Exercise details>
Copy the data below word for word, starting at the line that contains "line-number: 37 bbox=[19, 737, 36, 753]" and ending at the line that contains "line-gutter: 8 bbox=[1, 214, 51, 232]", with both of those lines included.
==================================================
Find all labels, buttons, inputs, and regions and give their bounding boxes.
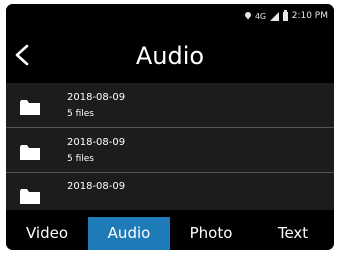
item-date: 2018-08-09 xyxy=(67,137,126,148)
page-title: Audio xyxy=(135,42,205,70)
tab-text[interactable]: Text xyxy=(252,217,334,250)
folder-icon xyxy=(20,145,40,160)
tab-bar: Video Audio Photo Text xyxy=(6,210,334,250)
list-item[interactable]: 2018-08-09 5 files xyxy=(6,128,334,173)
battery-icon xyxy=(282,9,288,21)
folder-icon xyxy=(20,100,40,115)
status-time: 2:10 PM xyxy=(291,11,328,21)
tab-audio[interactable]: Audio xyxy=(88,217,170,250)
item-file-count: 5 files xyxy=(67,154,94,164)
list-item[interactable]: 2018-08-09 xyxy=(6,173,334,210)
item-date: 2018-08-09 xyxy=(67,92,126,103)
signal-icon xyxy=(269,11,279,21)
device-screen: 4G 2:10 PM Audio 2018-08-09 5 files 2018… xyxy=(6,4,334,250)
item-date: 2018-08-09 xyxy=(67,181,126,192)
app-header: Audio xyxy=(6,28,334,83)
network-label: 4G xyxy=(255,11,266,21)
item-file-count: 5 files xyxy=(67,109,94,119)
status-bar: 4G 2:10 PM xyxy=(6,4,334,28)
location-icon xyxy=(245,12,252,20)
tab-video[interactable]: Video xyxy=(6,217,88,250)
list-item[interactable]: 2018-08-09 5 files xyxy=(6,83,334,128)
folder-list: 2018-08-09 5 files 2018-08-09 5 files 20… xyxy=(6,83,334,210)
status-indicators: 4G 2:10 PM xyxy=(245,9,328,22)
tab-photo[interactable]: Photo xyxy=(170,217,252,250)
folder-icon xyxy=(20,189,40,204)
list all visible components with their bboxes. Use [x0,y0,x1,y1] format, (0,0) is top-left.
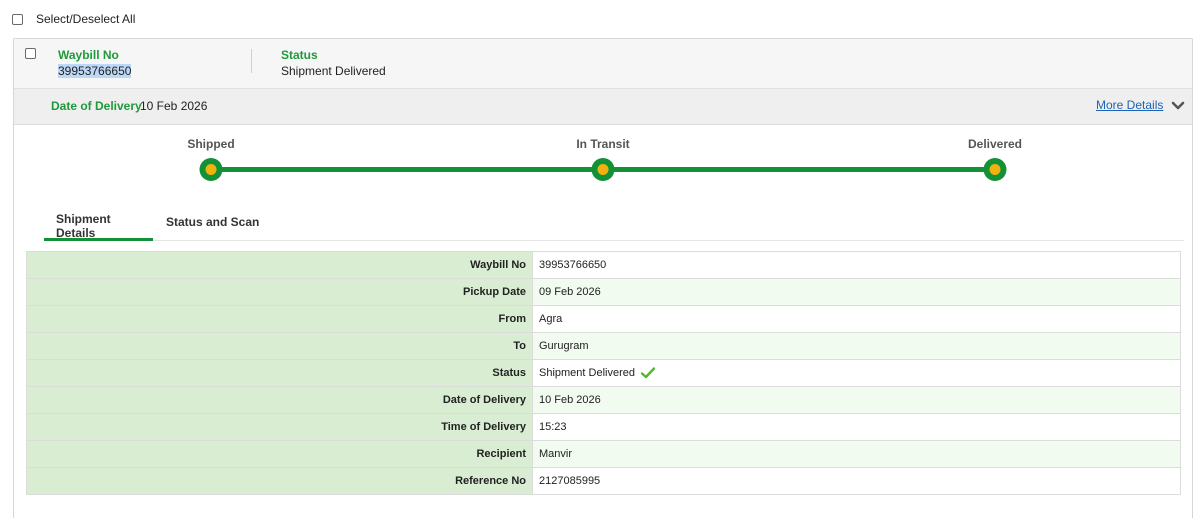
check-icon [641,367,656,379]
detail-key: Pickup Date [26,278,533,306]
stage-node-in-transit [591,158,615,181]
delivery-bar: Date of Delivery 10 Feb 2026 More Detail… [14,89,1192,125]
stage-label-in-transit: In Transit [576,137,630,151]
select-all-checkbox[interactable] [12,13,23,25]
detail-value: 10 Feb 2026 [532,386,1181,414]
detail-key: Status [26,359,533,387]
detail-key: Time of Delivery [26,413,533,441]
column-divider [251,49,252,73]
waybill-title: Waybill No [58,48,119,62]
detail-value: 09 Feb 2026 [532,278,1181,306]
table-row: To Gurugram [26,332,1181,360]
shipment-details-table: Waybill No 39953766650 Pickup Date 09 Fe… [26,251,1181,495]
detail-value: 39953766650 [532,251,1181,279]
table-row: Time of Delivery 15:23 [26,413,1181,441]
waybill-column: Waybill No 39953766650 [58,48,132,78]
chevron-down-icon[interactable] [1171,101,1185,111]
shipment-progress-tracker: Shipped In Transit Delivered [14,125,1192,195]
status-value: Shipment Delivered [281,64,386,78]
detail-key: From [26,305,533,333]
detail-key: To [26,332,533,360]
date-of-delivery-value: 10 Feb 2026 [140,99,208,113]
detail-value: Shipment Delivered [539,366,635,379]
shipment-card: Waybill No 39953766650 Status Shipment D… [13,38,1193,518]
detail-value: Agra [532,305,1181,333]
waybill-number[interactable]: 39953766650 [58,64,132,78]
table-row: Status Shipment Delivered [26,359,1181,387]
detail-value: 2127085995 [532,467,1181,495]
stage-node-shipped [199,158,223,181]
table-row: Waybill No 39953766650 [26,251,1181,279]
detail-value: 15:23 [532,413,1181,441]
shipment-summary-row: Waybill No 39953766650 Status Shipment D… [14,39,1192,89]
detail-value: Gurugram [532,332,1181,360]
stage-label-delivered: Delivered [967,137,1023,151]
detail-key: Reference No [26,467,533,495]
table-row: From Agra [26,305,1181,333]
detail-tabs: Shipment Details Status and Scan [44,204,1184,241]
detail-value-cell: Shipment Delivered [532,359,1181,387]
select-all-label: Select/Deselect All [36,12,136,26]
stage-label-shipped: Shipped [187,137,235,151]
status-column: Status Shipment Delivered [281,49,386,78]
more-details-link[interactable]: More Details [1096,98,1163,112]
date-of-delivery-label: Date of Delivery [51,99,142,113]
select-all-row: Select/Deselect All [12,12,135,26]
detail-key: Waybill No [26,251,533,279]
table-row: Reference No 2127085995 [26,467,1181,495]
stage-node-delivered [983,158,1007,181]
detail-value: Manvir [532,440,1181,468]
status-title: Status [281,48,318,62]
tab-shipment-details[interactable]: Shipment Details [44,204,153,241]
table-row: Recipient Manvir [26,440,1181,468]
shipment-checkbox[interactable] [25,48,36,59]
detail-key: Recipient [26,440,533,468]
tab-status-and-scan[interactable]: Status and Scan [154,207,271,244]
detail-key: Date of Delivery [26,386,533,414]
table-row: Pickup Date 09 Feb 2026 [26,278,1181,306]
table-row: Date of Delivery 10 Feb 2026 [26,386,1181,414]
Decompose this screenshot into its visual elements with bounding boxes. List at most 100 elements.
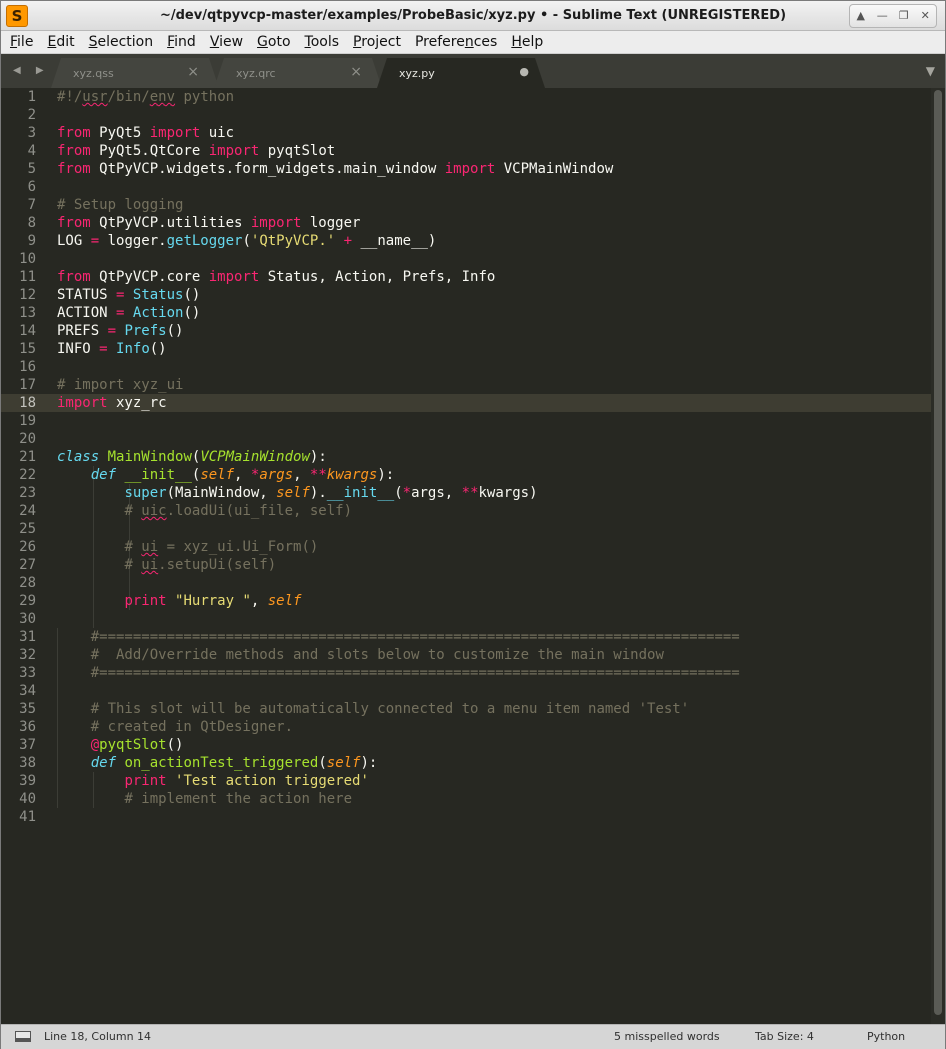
line-number: 37 bbox=[19, 737, 36, 753]
code-line[interactable]: 24 # uic.loadUi(ui_file, self) bbox=[1, 502, 931, 520]
line-number: 8 bbox=[27, 215, 36, 231]
code-line[interactable]: 8 from QtPyVCP.utilities import logger bbox=[1, 214, 931, 232]
line-gutter: 32 bbox=[1, 646, 51, 664]
code-line[interactable]: 23 super(MainWindow, self).__init__(*arg… bbox=[1, 484, 931, 502]
code-line[interactable]: 38 def on_actionTest_triggered(self): bbox=[1, 754, 931, 772]
code-line[interactable]: 22 def __init__(self, *args, **kwargs): bbox=[1, 466, 931, 484]
menu-item[interactable]: Selection bbox=[81, 32, 160, 52]
code-line[interactable]: 41 bbox=[1, 808, 931, 826]
tab-xyz-qss[interactable]: xyz.qss × bbox=[51, 58, 219, 88]
line-number: 3 bbox=[27, 125, 36, 141]
code-line[interactable]: 3 from PyQt5 import uic bbox=[1, 124, 931, 142]
code-line[interactable]: 35 # This slot will be automatically con… bbox=[1, 700, 931, 718]
code-line[interactable]: 12 STATUS = Status() bbox=[1, 286, 931, 304]
line-gutter: 18 bbox=[1, 394, 51, 412]
code-line[interactable]: 17 # import xyz_ui bbox=[1, 376, 931, 394]
code-line[interactable]: 29 print "Hurray ", self bbox=[1, 592, 931, 610]
scrollbar-thumb[interactable] bbox=[934, 90, 942, 1015]
code-line[interactable]: 1 #!/usr/bin/env python bbox=[1, 88, 931, 106]
code-line[interactable]: 25 bbox=[1, 520, 931, 538]
line-gutter: 8 bbox=[1, 214, 51, 232]
code-line[interactable]: 15 INFO = Info() bbox=[1, 340, 931, 358]
tab-bar: ◀ ▶ xyz.qss × xyz.qrc × xyz.py ● ▼ bbox=[1, 54, 945, 88]
line-number: 40 bbox=[19, 791, 36, 807]
code-line[interactable]: 4 from PyQt5.QtCore import pyqtSlot bbox=[1, 142, 931, 160]
code-text: from PyQt5 import uic bbox=[57, 125, 235, 141]
code-line[interactable]: 5 from QtPyVCP.widgets.form_widgets.main_… bbox=[1, 160, 931, 178]
line-gutter: 13 bbox=[1, 304, 51, 322]
code-line[interactable]: 14 PREFS = Prefs() bbox=[1, 322, 931, 340]
code-line[interactable]: 21 class MainWindow(VCPMainWindow): bbox=[1, 448, 931, 466]
shade-icon[interactable]: ▲ bbox=[850, 5, 872, 27]
line-gutter: 24 bbox=[1, 502, 51, 520]
line-gutter: 26 bbox=[1, 538, 51, 556]
code-line[interactable]: 6 bbox=[1, 178, 931, 196]
maximize-button[interactable]: ❐ bbox=[893, 5, 915, 27]
line-number: 16 bbox=[19, 359, 36, 375]
line-number: 1 bbox=[27, 89, 36, 105]
panel-toggle-icon[interactable] bbox=[15, 1031, 31, 1042]
menu-item[interactable]: Goto bbox=[249, 32, 296, 52]
line-gutter: 27 bbox=[1, 556, 51, 574]
code-line[interactable]: 19 bbox=[1, 412, 931, 430]
menu-item[interactable]: Help bbox=[503, 32, 549, 52]
code-line[interactable]: 32 # Add/Override methods and slots belo… bbox=[1, 646, 931, 664]
tab-xyz-qrc[interactable]: xyz.qrc × bbox=[214, 58, 382, 88]
code-line[interactable]: 9 LOG = logger.getLogger('QtPyVCP.' + __n… bbox=[1, 232, 931, 250]
code-text: INFO = Info() bbox=[57, 341, 167, 357]
menu-item[interactable]: Project bbox=[345, 32, 407, 52]
code-text: # Setup logging bbox=[57, 197, 184, 213]
menu-item[interactable]: View bbox=[202, 32, 249, 52]
code-line[interactable]: 40 # implement the action here bbox=[1, 790, 931, 808]
code-line[interactable]: 16 bbox=[1, 358, 931, 376]
code-line[interactable]: 36 # created in QtDesigner. bbox=[1, 718, 931, 736]
tab-xyz-py[interactable]: xyz.py ● bbox=[377, 58, 545, 88]
menu-item[interactable]: Preferences bbox=[407, 32, 503, 52]
code-line[interactable]: 37 @pyqtSlot() bbox=[1, 736, 931, 754]
close-icon[interactable]: × bbox=[350, 64, 362, 80]
line-gutter: 2 bbox=[1, 106, 51, 124]
code-line[interactable]: 13 ACTION = Action() bbox=[1, 304, 931, 322]
tab-dropdown-icon[interactable]: ▼ bbox=[926, 64, 935, 78]
minimize-button[interactable]: — bbox=[872, 5, 894, 27]
code-line[interactable]: 7 # Setup logging bbox=[1, 196, 931, 214]
vertical-scrollbar[interactable] bbox=[931, 88, 945, 1024]
code-line[interactable]: 26 # ui = xyz_ui.Ui_Form() bbox=[1, 538, 931, 556]
code-text: class MainWindow(VCPMainWindow): bbox=[57, 449, 327, 465]
line-number: 38 bbox=[19, 755, 36, 771]
indent-guide bbox=[129, 520, 130, 538]
syntax-selector[interactable]: Python bbox=[867, 1030, 905, 1043]
code-editor[interactable]: 1 #!/usr/bin/env python 2 3 from PyQt5 impor… bbox=[1, 88, 931, 1024]
menu-item[interactable]: Tools bbox=[297, 32, 346, 52]
code-line[interactable]: 31 #====================================… bbox=[1, 628, 931, 646]
code-line[interactable]: 10 bbox=[1, 250, 931, 268]
indent-guide bbox=[93, 520, 94, 538]
tab-nav-arrows[interactable]: ◀ ▶ bbox=[13, 65, 50, 76]
menu-item[interactable]: Find bbox=[159, 32, 202, 52]
line-number: 30 bbox=[19, 611, 36, 627]
code-line[interactable]: 20 bbox=[1, 430, 931, 448]
spelling-status[interactable]: 5 misspelled words bbox=[614, 1030, 720, 1043]
code-line[interactable]: 39 print 'Test action triggered' bbox=[1, 772, 931, 790]
line-gutter: 35 bbox=[1, 700, 51, 718]
code-line[interactable]: 33 #====================================… bbox=[1, 664, 931, 682]
code-line[interactable]: 34 bbox=[1, 682, 931, 700]
line-number: 2 bbox=[27, 107, 36, 123]
menu-item[interactable]: Edit bbox=[39, 32, 80, 52]
unsaved-dot-icon[interactable]: ● bbox=[519, 65, 529, 78]
code-line[interactable]: 27 # ui.setupUi(self) bbox=[1, 556, 931, 574]
code-line[interactable]: 30 bbox=[1, 610, 931, 628]
menu-item[interactable]: File bbox=[1, 32, 39, 52]
code-line[interactable]: 28 bbox=[1, 574, 931, 592]
code-text: # ui = xyz_ui.Ui_Form() bbox=[124, 539, 319, 555]
line-gutter: 5 bbox=[1, 160, 51, 178]
code-line[interactable]: 2 bbox=[1, 106, 931, 124]
code-text: # This slot will be automatically connec… bbox=[90, 701, 690, 717]
code-line[interactable]: 11 from QtPyVCP.core import Status, Actio… bbox=[1, 268, 931, 286]
close-button[interactable]: ✕ bbox=[915, 5, 937, 27]
indent-guide bbox=[93, 574, 94, 592]
close-icon[interactable]: × bbox=[187, 64, 199, 80]
cursor-position: Line 18, Column 14 bbox=[44, 1030, 152, 1043]
code-line[interactable]: 18 import xyz_rc bbox=[1, 394, 931, 412]
tab-size-selector[interactable]: Tab Size: 4 bbox=[755, 1030, 814, 1043]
==================================================
Expected answer>
line-number: 37 bbox=[19, 737, 36, 753]
code-line[interactable]: 24 # uic.loadUi(ui_file, self) bbox=[1, 502, 931, 520]
line-number: 8 bbox=[27, 215, 36, 231]
code-line[interactable]: 8 from QtPyVCP.utilities import logger bbox=[1, 214, 931, 232]
line-gutter: 32 bbox=[1, 646, 51, 664]
code-line[interactable]: 23 super(MainWindow, self).__init__(*arg… bbox=[1, 484, 931, 502]
code-line[interactable]: 38 def on_actionTest_triggered(self): bbox=[1, 754, 931, 772]
code-line[interactable]: 22 def __init__(self, *args, **kwargs): bbox=[1, 466, 931, 484]
menu-item[interactable]: Selection bbox=[81, 32, 160, 52]
code-line[interactable]: 41 bbox=[1, 808, 931, 826]
tab-xyz-qss[interactable]: xyz.qss × bbox=[51, 58, 219, 88]
line-number: 3 bbox=[27, 125, 36, 141]
code-line[interactable]: 3 from PyQt5 import uic bbox=[1, 124, 931, 142]
code-line[interactable]: 35 # This slot will be automatically con… bbox=[1, 700, 931, 718]
code-line[interactable]: 12 STATUS = Status() bbox=[1, 286, 931, 304]
line-gutter: 18 bbox=[1, 394, 51, 412]
code-line[interactable]: 17 # import xyz_ui bbox=[1, 376, 931, 394]
code-line[interactable]: 29 print "Hurray ", self bbox=[1, 592, 931, 610]
scrollbar-thumb[interactable] bbox=[934, 90, 942, 1015]
code-line[interactable]: 1 #!/usr/bin/env python bbox=[1, 88, 931, 106]
code-line[interactable]: 25 bbox=[1, 520, 931, 538]
line-gutter: 8 bbox=[1, 214, 51, 232]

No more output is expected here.